[To do]
Reproduce the listing below without any change.

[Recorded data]
==========

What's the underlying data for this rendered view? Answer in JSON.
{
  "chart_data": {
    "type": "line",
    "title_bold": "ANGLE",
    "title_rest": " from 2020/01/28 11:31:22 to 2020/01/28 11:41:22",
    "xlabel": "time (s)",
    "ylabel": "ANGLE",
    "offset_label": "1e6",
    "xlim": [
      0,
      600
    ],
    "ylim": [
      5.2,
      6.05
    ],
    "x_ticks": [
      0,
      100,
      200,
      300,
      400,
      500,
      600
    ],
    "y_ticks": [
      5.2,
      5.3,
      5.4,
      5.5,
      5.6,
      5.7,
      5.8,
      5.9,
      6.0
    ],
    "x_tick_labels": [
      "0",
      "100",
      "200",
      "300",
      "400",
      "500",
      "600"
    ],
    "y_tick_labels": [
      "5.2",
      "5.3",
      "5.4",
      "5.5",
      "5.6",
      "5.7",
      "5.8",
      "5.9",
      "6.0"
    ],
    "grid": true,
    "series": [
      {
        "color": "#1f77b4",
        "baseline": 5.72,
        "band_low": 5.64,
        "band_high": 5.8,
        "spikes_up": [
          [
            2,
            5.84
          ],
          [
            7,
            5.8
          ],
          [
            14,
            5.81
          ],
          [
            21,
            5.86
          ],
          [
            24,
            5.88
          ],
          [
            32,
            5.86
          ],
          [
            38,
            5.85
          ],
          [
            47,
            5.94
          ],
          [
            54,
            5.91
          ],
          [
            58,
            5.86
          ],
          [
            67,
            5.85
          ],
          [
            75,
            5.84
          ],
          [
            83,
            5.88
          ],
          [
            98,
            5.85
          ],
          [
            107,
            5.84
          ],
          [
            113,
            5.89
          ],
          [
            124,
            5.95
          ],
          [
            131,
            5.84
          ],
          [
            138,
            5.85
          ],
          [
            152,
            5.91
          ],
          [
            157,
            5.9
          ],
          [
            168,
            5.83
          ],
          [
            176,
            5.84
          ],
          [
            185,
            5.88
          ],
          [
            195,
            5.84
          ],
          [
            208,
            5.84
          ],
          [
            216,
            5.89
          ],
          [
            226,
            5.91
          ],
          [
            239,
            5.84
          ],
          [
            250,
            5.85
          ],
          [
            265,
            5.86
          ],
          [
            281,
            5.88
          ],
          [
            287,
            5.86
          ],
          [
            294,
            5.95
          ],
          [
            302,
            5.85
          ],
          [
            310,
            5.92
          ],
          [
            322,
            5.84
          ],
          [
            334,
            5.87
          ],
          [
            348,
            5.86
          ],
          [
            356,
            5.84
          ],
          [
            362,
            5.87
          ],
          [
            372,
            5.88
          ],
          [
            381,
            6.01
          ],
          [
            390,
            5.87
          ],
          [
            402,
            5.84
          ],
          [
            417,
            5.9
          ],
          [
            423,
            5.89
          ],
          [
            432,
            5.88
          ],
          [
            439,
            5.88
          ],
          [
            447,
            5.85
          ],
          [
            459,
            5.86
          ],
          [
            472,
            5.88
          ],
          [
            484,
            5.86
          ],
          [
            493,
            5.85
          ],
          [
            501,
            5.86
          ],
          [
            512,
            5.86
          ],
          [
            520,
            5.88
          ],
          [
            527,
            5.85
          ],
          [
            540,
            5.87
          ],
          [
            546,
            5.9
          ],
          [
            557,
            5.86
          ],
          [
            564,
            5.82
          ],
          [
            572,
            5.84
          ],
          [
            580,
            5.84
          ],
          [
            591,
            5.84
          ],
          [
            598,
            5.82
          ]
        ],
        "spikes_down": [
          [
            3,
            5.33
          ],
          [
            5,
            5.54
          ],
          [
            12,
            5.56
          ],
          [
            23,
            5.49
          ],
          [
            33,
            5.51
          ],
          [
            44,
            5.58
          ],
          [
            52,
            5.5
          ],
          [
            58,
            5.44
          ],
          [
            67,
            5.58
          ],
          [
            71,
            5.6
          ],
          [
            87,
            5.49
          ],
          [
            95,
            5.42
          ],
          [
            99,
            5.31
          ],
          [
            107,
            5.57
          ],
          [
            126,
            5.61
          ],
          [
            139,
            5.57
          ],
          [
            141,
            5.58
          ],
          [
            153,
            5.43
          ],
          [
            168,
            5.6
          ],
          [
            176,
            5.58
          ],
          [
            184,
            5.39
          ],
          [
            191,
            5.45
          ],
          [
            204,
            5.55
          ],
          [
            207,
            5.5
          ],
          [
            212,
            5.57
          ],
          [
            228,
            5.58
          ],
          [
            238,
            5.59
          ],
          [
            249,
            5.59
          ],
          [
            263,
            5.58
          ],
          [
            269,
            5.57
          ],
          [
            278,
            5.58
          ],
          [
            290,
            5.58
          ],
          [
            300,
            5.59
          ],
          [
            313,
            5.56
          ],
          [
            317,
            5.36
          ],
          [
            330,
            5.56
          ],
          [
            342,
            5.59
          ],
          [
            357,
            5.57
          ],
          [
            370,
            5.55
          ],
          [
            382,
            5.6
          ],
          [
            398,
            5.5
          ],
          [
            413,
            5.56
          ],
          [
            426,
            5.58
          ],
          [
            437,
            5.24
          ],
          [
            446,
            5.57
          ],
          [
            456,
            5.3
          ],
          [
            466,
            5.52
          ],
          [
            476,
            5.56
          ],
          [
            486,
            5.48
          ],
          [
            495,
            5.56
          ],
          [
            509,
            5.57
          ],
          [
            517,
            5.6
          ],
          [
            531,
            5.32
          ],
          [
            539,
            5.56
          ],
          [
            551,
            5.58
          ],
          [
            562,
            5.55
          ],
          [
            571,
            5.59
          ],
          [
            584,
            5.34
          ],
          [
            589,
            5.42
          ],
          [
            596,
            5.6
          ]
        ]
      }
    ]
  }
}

==========

[Full output]
What's the underlying data for this rendered view? Answer in JSON.
{
  "chart_data": {
    "type": "line",
    "title_bold": "ANGLE",
    "title_rest": " from 2020/01/28 11:31:22 to 2020/01/28 11:41:22",
    "xlabel": "time (s)",
    "ylabel": "ANGLE",
    "offset_label": "1e6",
    "xlim": [
      0,
      600
    ],
    "ylim": [
      5.2,
      6.05
    ],
    "x_ticks": [
      0,
      100,
      200,
      300,
      400,
      500,
      600
    ],
    "y_ticks": [
      5.2,
      5.3,
      5.4,
      5.5,
      5.6,
      5.7,
      5.8,
      5.9,
      6.0
    ],
    "x_tick_labels": [
      "0",
      "100",
      "200",
      "300",
      "400",
      "500",
      "600"
    ],
    "y_tick_labels": [
      "5.2",
      "5.3",
      "5.4",
      "5.5",
      "5.6",
      "5.7",
      "5.8",
      "5.9",
      "6.0"
    ],
    "grid": true,
    "series": [
      {
        "color": "#1f77b4",
        "baseline": 5.72,
        "band_low": 5.64,
        "band_high": 5.8,
        "spikes_up": [
          [
            2,
            5.84
          ],
          [
            7,
            5.8
          ],
          [
            14,
            5.81
          ],
          [
            21,
            5.86
          ],
          [
            24,
            5.88
          ],
          [
            32,
            5.86
          ],
          [
            38,
            5.85
          ],
          [
            47,
            5.94
          ],
          [
            54,
            5.91
          ],
          [
            58,
            5.86
          ],
          [
            67,
            5.85
          ],
          [
            75,
            5.84
          ],
          [
            83,
            5.88
          ],
          [
            98,
            5.85
          ],
          [
            107,
            5.84
          ],
          [
            113,
            5.89
          ],
          [
            124,
            5.95
          ],
          [
            131,
            5.84
          ],
          [
            138,
            5.85
          ],
          [
            152,
            5.91
          ],
          [
            157,
            5.9
          ],
          [
            168,
            5.83
          ],
          [
            176,
            5.84
          ],
          [
            185,
            5.88
          ],
          [
            195,
            5.84
          ],
          [
            208,
            5.84
          ],
          [
            216,
            5.89
          ],
          [
            226,
            5.91
          ],
          [
            239,
            5.84
          ],
          [
            250,
            5.85
          ],
          [
            265,
            5.86
          ],
          [
            281,
            5.88
          ],
          [
            287,
            5.86
          ],
          [
            294,
            5.95
          ],
          [
            302,
            5.85
          ],
          [
            310,
            5.92
          ],
          [
            322,
            5.84
          ],
          [
            334,
            5.87
          ],
          [
            348,
            5.86
          ],
          [
            356,
            5.84
          ],
          [
            362,
            5.87
          ],
          [
            372,
            5.88
          ],
          [
            381,
            6.01
          ],
          [
            390,
            5.87
          ],
          [
            402,
            5.84
          ],
          [
            417,
            5.9
          ],
          [
            423,
            5.89
          ],
          [
            432,
            5.88
          ],
          [
            439,
            5.88
          ],
          [
            447,
            5.85
          ],
          [
            459,
            5.86
          ],
          [
            472,
            5.88
          ],
          [
            484,
            5.86
          ],
          [
            493,
            5.85
          ],
          [
            501,
            5.86
          ],
          [
            512,
            5.86
          ],
          [
            520,
            5.88
          ],
          [
            527,
            5.85
          ],
          [
            540,
            5.87
          ],
          [
            546,
            5.9
          ],
          [
            557,
            5.86
          ],
          [
            564,
            5.82
          ],
          [
            572,
            5.84
          ],
          [
            580,
            5.84
          ],
          [
            591,
            5.84
          ],
          [
            598,
            5.82
          ]
        ],
        "spikes_down": [
          [
            3,
            5.33
          ],
          [
            5,
            5.54
          ],
          [
            12,
            5.56
          ],
          [
            23,
            5.49
          ],
          [
            33,
            5.51
          ],
          [
            44,
            5.58
          ],
          [
            52,
            5.5
          ],
          [
            58,
            5.44
          ],
          [
            67,
            5.58
          ],
          [
            71,
            5.6
          ],
          [
            87,
            5.49
          ],
          [
            95,
            5.42
          ],
          [
            99,
            5.31
          ],
          [
            107,
            5.57
          ],
          [
            126,
            5.61
          ],
          [
            139,
            5.57
          ],
          [
            141,
            5.58
          ],
          [
            153,
            5.43
          ],
          [
            168,
            5.6
          ],
          [
            176,
            5.58
          ],
          [
            184,
            5.39
          ],
          [
            191,
            5.45
          ],
          [
            204,
            5.55
          ],
          [
            207,
            5.5
          ],
          [
            212,
            5.57
          ],
          [
            228,
            5.58
          ],
          [
            238,
            5.59
          ],
          [
            249,
            5.59
          ],
          [
            263,
            5.58
          ],
          [
            269,
            5.57
          ],
          [
            278,
            5.58
          ],
          [
            290,
            5.58
          ],
          [
            300,
            5.59
          ],
          [
            313,
            5.56
          ],
          [
            317,
            5.36
          ],
          [
            330,
            5.56
          ],
          [
            342,
            5.59
          ],
          [
            357,
            5.57
          ],
          [
            370,
            5.55
          ],
          [
            382,
            5.6
          ],
          [
            398,
            5.5
          ],
          [
            413,
            5.56
          ],
          [
            426,
            5.58
          ],
          [
            437,
            5.24
          ],
          [
            446,
            5.57
          ],
          [
            456,
            5.3
          ],
          [
            466,
            5.52
          ],
          [
            476,
            5.56
          ],
          [
            486,
            5.48
          ],
          [
            495,
            5.56
          ],
          [
            509,
            5.57
          ],
          [
            517,
            5.6
          ],
          [
            531,
            5.32
          ],
          [
            539,
            5.56
          ],
          [
            551,
            5.58
          ],
          [
            562,
            5.55
          ],
          [
            571,
            5.59
          ],
          [
            584,
            5.34
          ],
          [
            589,
            5.42
          ],
          [
            596,
            5.6
          ]
        ]
      }
    ]
  }
}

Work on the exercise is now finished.